WRITTEN EXERCISE:
In the entries, find all lines that hold the word "游动活泼" and copy them.

INPUT ROWS:

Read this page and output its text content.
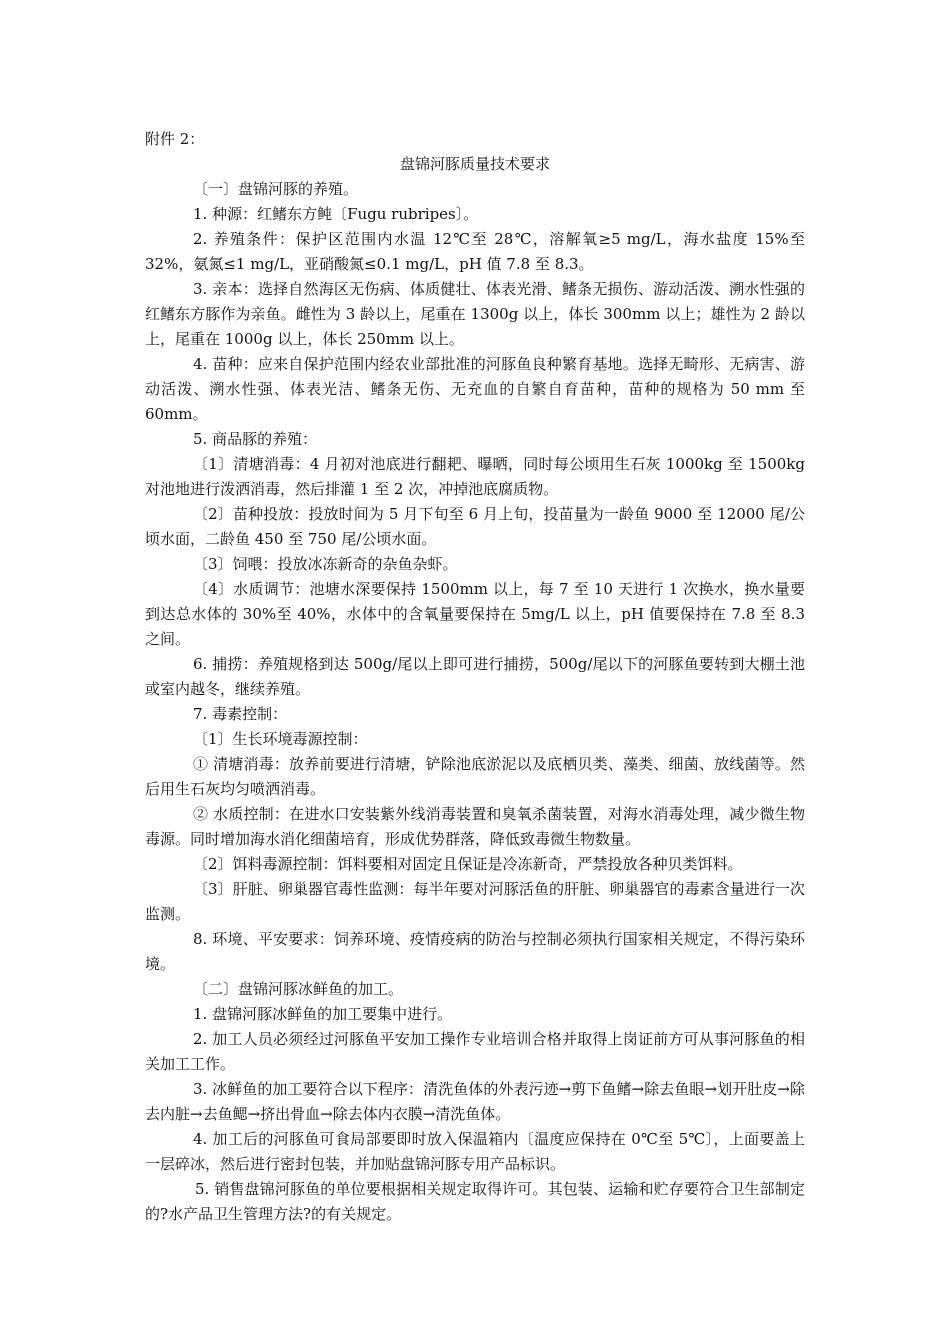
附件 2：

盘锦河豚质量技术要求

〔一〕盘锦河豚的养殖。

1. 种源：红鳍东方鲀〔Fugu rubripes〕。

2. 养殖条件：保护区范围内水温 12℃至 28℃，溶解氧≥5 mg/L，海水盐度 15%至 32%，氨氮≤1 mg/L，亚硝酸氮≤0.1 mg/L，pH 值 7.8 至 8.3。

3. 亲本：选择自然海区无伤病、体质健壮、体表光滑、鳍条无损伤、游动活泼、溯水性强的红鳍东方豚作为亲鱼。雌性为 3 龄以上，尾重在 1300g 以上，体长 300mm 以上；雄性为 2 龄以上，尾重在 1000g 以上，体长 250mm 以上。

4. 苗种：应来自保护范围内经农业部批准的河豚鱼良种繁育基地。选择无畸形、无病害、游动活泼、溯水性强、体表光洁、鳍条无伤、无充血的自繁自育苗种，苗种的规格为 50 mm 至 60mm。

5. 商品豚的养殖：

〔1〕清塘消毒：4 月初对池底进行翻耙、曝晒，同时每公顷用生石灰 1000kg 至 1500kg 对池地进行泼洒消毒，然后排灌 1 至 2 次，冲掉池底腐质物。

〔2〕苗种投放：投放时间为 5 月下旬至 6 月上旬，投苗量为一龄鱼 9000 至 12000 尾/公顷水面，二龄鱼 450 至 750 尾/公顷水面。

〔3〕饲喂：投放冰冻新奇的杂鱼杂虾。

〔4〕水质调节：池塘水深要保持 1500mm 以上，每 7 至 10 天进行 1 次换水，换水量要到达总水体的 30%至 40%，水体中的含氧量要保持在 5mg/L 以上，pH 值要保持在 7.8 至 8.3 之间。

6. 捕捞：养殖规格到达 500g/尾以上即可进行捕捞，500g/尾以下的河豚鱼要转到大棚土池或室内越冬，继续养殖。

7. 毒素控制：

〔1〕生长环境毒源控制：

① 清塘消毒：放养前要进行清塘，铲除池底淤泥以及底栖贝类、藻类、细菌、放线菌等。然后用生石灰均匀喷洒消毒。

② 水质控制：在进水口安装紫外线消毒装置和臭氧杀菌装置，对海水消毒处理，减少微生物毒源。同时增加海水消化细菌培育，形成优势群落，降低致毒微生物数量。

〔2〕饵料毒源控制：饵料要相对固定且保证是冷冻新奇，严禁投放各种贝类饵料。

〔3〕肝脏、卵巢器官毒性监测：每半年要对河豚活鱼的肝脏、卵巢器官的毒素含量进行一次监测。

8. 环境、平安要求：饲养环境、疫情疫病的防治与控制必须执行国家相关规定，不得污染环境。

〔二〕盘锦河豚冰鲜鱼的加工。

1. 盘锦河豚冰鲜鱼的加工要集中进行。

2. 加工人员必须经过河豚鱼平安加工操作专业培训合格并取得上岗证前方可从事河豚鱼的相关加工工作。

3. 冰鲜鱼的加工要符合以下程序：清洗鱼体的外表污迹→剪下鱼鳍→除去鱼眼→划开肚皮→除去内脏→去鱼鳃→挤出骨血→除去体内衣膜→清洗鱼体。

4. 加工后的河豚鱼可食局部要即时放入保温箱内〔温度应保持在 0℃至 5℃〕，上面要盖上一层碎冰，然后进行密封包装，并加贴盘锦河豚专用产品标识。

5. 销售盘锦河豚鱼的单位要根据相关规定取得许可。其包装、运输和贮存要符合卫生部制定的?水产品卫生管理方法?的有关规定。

SOLVED PROBLEM:
3. 亲本：选择自然海区无伤病、体质健壮、体表光滑、鳍条无损伤、游动活泼、溯水性强的红鳍东方豚作为亲鱼。雌性为 3 龄以上，尾重在 1300g 以上，体长 300mm 以上；雄性为 2 龄以上，尾重在 1000g 以上，体长 250mm 以上。
4. 苗种：应来自保护范围内经农业部批准的河豚鱼良种繁育基地。选择无畸形、无病害、游动活泼、溯水性强、体表光洁、鳍条无伤、无充血的自繁自育苗种，苗种的规格为 50 mm 至 60mm。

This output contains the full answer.